PROBLEM TO SOLVE: Write out word for word the portion of the insurance risk text that starts with "Motor vehicle owners" and continues through "through probability tables.".

READING TEXT:
....................

Higher individual insurance risk.

Higher Group Insurance Risk

When the higher risk is attributed to a group of insured persons — often due to a common geographic or economic factor — each insured person in the group bears the risk.

The following two examples describe situations of higher group insurance risk:

A group of people who live in a flood zone will be considered higher risk for property insurance claims. The insured persons would be required to carry extra property insurance called "flood insurance."
Motor vehicle owners who live in a neighborhood with historically high vehicle theft rates will be considered to be in a higher risk group. This fact would be reflected in higher vehicle insurance premiums for each vehicle.

Higher Individual Insurance Risk

When an individual is considered a higher insurance risk, it is due to factors unique to that individual's situation. The individual's higher risk is determined based on statistical tools and models that consider the individual's situation as well as historical statistics developed through probability tables.

....................

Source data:
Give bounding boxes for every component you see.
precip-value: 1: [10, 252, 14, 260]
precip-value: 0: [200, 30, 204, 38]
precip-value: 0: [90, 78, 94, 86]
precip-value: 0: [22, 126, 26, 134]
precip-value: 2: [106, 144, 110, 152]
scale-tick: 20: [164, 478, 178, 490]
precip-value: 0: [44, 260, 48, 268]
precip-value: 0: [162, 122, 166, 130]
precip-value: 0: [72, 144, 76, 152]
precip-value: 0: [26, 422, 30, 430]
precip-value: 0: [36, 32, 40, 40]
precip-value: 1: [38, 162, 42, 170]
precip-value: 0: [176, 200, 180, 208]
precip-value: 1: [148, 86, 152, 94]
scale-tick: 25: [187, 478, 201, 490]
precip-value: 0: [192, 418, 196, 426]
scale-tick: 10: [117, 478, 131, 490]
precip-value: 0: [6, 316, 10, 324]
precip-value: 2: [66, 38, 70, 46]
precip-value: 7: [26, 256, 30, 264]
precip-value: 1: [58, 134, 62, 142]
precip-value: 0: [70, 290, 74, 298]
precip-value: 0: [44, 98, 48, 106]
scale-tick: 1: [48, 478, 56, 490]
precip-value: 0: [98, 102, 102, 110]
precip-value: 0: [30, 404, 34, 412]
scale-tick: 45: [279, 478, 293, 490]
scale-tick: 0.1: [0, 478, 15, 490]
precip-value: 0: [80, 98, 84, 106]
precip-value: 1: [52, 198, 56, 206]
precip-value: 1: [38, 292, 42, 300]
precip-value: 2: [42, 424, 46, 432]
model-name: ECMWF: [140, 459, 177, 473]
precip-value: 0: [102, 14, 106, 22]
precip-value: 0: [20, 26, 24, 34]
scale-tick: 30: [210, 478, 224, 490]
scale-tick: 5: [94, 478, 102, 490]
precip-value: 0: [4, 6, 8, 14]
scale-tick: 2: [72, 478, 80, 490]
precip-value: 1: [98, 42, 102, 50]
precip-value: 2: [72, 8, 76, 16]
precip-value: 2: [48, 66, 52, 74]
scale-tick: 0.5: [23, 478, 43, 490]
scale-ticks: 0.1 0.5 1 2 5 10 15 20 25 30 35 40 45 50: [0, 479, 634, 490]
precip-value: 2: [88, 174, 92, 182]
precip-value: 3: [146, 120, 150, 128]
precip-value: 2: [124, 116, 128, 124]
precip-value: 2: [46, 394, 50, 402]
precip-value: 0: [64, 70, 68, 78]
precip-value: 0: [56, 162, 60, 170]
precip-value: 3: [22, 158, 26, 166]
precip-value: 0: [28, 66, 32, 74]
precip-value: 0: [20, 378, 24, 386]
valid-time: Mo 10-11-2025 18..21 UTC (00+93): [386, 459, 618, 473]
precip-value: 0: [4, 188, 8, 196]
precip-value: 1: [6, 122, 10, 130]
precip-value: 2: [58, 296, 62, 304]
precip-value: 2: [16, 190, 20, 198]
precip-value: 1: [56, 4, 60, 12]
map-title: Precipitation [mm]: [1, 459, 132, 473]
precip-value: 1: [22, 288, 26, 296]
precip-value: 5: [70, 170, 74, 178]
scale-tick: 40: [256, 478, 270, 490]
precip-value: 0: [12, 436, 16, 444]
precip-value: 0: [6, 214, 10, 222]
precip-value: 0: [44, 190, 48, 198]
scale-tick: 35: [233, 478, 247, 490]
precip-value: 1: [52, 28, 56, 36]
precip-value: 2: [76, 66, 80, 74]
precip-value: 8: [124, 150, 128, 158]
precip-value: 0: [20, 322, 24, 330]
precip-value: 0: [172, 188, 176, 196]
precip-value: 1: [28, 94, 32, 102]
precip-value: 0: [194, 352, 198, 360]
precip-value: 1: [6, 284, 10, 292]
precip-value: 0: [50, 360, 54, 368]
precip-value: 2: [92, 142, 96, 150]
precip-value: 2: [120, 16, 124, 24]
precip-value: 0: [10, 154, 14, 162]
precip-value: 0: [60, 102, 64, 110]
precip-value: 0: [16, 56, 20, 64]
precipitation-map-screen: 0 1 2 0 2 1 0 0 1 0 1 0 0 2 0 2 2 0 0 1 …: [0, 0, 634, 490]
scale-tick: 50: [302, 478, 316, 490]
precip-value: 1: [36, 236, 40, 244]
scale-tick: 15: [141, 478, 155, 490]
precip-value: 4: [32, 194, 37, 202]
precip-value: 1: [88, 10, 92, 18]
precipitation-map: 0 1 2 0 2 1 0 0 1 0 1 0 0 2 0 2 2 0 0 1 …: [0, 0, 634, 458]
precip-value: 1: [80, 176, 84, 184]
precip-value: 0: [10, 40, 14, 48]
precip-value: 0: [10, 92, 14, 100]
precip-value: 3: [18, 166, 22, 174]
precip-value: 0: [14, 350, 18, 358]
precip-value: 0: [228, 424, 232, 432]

....................

SOLUTION TO THE PROBLEM:
Motor vehicle owners who live in a neighborhood with historically high vehicle theft rates will be considered to be in a higher risk group. This fact would be reflected in higher vehicle insurance premiums for each vehicle.

Higher Individual Insurance Risk

When an individual is considered a higher insurance risk, it is due to factors unique to that individual's situation. The individual's higher risk is determined based on statistical tools and models that consider the individual's situation as well as historical statistics developed through probability tables.